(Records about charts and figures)
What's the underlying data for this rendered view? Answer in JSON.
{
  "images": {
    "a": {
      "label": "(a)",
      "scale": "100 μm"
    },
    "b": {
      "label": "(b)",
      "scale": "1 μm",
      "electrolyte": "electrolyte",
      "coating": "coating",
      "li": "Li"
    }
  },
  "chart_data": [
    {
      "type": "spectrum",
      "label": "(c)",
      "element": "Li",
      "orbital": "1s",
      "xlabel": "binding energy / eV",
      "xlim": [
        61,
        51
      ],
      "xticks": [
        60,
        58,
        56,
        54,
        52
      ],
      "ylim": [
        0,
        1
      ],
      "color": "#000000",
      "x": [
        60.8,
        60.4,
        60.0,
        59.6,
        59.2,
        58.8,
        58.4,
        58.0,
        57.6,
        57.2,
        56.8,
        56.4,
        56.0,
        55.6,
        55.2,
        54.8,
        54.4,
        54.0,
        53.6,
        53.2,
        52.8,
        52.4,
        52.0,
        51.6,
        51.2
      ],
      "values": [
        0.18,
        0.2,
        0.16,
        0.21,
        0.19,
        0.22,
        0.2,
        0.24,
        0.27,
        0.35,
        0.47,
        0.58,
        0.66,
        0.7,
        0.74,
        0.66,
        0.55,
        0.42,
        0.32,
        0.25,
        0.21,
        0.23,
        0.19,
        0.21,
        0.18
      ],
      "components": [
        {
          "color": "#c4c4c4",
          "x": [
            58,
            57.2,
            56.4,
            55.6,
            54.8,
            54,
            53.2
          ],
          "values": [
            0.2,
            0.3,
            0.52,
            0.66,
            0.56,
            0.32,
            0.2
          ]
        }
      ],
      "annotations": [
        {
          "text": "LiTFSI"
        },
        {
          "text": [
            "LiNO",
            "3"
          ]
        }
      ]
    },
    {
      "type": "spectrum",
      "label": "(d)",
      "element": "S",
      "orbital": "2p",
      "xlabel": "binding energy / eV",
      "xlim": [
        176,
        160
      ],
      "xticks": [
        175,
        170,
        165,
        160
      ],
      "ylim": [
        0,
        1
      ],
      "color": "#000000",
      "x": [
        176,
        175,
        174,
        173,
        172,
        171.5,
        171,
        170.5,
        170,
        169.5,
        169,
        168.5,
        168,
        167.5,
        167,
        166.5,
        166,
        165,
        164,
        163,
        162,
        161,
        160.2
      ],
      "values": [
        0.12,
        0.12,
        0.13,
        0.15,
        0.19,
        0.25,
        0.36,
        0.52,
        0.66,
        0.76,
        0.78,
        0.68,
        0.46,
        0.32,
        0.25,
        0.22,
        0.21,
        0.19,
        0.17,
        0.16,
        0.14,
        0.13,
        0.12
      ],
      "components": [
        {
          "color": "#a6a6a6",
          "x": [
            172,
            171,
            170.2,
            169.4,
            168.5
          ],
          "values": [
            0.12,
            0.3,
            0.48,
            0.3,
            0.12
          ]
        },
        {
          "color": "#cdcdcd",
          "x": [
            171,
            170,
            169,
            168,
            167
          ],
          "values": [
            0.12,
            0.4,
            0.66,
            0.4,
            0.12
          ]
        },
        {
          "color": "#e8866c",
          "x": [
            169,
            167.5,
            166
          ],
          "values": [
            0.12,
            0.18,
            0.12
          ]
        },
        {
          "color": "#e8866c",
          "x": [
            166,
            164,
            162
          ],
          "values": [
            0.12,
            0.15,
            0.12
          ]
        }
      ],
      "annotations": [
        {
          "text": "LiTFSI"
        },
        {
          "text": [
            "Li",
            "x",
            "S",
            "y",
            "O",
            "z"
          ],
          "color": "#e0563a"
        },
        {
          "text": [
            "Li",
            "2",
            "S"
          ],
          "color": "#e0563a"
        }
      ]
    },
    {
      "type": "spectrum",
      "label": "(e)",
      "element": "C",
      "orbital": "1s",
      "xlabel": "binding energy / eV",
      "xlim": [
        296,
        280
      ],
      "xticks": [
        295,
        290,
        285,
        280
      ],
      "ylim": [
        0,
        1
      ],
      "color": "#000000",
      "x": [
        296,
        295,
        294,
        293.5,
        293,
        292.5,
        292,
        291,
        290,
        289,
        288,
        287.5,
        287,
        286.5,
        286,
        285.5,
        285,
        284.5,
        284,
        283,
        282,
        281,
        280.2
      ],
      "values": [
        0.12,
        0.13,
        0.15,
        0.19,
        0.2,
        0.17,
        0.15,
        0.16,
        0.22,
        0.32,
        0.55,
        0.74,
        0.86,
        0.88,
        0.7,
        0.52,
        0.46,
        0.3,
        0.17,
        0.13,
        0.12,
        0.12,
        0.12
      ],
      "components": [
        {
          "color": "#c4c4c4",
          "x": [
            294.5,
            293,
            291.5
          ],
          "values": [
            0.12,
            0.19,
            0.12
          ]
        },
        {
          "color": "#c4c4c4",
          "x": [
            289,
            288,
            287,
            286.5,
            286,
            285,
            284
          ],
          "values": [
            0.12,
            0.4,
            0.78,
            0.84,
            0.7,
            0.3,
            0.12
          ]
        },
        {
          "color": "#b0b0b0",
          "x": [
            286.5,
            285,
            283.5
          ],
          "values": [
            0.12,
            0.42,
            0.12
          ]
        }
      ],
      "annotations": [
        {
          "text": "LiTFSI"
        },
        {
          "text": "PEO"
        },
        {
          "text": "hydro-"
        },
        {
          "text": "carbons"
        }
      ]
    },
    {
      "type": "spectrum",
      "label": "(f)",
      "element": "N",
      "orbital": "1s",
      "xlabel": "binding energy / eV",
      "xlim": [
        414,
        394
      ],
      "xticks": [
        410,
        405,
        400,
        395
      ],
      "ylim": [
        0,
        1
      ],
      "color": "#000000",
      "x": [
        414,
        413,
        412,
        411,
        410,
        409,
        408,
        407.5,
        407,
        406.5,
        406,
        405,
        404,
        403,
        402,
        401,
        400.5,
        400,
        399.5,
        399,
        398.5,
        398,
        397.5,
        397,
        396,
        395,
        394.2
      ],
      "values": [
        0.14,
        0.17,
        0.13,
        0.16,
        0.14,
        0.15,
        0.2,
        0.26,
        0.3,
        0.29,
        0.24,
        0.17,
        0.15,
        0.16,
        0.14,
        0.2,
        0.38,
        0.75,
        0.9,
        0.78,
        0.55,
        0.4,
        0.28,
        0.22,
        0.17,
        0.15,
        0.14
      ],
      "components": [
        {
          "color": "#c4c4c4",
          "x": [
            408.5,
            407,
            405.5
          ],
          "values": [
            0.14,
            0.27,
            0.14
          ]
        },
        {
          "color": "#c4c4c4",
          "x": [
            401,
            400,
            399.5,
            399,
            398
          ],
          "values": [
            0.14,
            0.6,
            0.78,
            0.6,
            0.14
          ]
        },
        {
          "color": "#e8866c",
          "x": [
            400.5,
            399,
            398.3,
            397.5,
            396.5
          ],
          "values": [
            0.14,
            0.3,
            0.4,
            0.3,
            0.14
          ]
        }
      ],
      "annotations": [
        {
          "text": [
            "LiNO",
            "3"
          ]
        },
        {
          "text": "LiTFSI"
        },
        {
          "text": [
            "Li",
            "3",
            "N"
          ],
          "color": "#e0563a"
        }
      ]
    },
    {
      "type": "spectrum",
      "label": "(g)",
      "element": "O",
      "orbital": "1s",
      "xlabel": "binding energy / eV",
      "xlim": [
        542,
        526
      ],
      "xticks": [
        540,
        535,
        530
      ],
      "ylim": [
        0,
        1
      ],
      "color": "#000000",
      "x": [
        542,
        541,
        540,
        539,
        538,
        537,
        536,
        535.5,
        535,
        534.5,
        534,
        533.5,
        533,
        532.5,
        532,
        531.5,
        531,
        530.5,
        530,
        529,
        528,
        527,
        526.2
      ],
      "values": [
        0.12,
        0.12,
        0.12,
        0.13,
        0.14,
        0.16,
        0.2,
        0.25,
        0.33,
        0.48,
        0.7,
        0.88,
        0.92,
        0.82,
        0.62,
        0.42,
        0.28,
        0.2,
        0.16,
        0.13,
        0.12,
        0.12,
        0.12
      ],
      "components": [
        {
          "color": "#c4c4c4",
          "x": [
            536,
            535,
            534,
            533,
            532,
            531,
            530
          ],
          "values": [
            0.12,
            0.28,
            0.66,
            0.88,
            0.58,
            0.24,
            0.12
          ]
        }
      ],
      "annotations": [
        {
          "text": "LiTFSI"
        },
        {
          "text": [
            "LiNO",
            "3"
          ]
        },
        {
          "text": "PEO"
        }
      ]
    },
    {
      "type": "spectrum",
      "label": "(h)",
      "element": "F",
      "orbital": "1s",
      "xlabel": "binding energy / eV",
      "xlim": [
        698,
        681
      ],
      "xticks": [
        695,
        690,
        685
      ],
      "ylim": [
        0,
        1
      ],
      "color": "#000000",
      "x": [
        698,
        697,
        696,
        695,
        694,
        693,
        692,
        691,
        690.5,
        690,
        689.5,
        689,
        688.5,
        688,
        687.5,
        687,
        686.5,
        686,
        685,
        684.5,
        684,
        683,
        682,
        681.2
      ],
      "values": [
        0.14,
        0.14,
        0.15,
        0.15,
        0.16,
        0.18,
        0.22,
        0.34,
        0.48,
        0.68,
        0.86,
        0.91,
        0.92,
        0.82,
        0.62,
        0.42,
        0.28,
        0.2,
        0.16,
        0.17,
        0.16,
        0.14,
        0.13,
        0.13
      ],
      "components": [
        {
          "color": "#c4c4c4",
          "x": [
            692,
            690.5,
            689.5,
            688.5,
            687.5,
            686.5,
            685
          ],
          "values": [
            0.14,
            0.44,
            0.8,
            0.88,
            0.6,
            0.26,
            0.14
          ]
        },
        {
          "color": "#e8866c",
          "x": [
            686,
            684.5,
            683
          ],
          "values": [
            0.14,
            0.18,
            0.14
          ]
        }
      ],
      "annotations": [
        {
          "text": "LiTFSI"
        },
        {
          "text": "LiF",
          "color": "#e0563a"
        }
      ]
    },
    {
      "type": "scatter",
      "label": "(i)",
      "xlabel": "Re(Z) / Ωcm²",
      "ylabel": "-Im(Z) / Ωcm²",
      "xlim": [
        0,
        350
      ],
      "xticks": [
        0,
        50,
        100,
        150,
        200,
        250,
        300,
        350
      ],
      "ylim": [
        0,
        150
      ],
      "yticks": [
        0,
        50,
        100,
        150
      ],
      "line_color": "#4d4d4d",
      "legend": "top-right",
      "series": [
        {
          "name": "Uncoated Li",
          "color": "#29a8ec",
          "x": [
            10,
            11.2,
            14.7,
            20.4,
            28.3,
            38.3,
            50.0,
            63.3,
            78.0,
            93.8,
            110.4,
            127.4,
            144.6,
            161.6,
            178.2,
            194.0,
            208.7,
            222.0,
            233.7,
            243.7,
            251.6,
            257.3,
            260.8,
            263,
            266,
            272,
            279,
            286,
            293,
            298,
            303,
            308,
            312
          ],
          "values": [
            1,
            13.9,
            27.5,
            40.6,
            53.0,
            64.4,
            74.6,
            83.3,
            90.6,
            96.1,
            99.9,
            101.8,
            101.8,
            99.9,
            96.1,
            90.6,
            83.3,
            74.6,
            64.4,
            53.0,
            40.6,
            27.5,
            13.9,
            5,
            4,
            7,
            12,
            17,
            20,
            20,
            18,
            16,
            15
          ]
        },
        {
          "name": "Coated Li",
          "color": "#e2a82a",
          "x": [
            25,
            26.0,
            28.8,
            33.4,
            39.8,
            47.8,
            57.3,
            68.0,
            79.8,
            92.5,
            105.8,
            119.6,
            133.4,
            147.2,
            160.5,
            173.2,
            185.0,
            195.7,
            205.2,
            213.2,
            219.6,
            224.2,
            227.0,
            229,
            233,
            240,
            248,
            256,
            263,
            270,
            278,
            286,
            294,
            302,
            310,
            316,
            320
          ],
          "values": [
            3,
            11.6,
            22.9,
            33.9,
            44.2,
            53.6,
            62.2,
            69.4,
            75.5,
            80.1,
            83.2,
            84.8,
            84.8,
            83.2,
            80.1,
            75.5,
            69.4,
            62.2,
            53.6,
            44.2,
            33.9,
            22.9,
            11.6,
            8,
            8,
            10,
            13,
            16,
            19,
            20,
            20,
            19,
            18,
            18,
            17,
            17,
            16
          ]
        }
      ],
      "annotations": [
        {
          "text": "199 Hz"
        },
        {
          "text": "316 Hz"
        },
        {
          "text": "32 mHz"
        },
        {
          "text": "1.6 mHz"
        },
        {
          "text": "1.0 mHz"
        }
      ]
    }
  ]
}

## WHAT TO WORK ON
Copy every line of the data that holds the string "element".

## IN RESPONSE
      "element": "Li",
      "element": "S",
      "element": "C",
      "element": "N",
      "element": "O",
      "element": "F",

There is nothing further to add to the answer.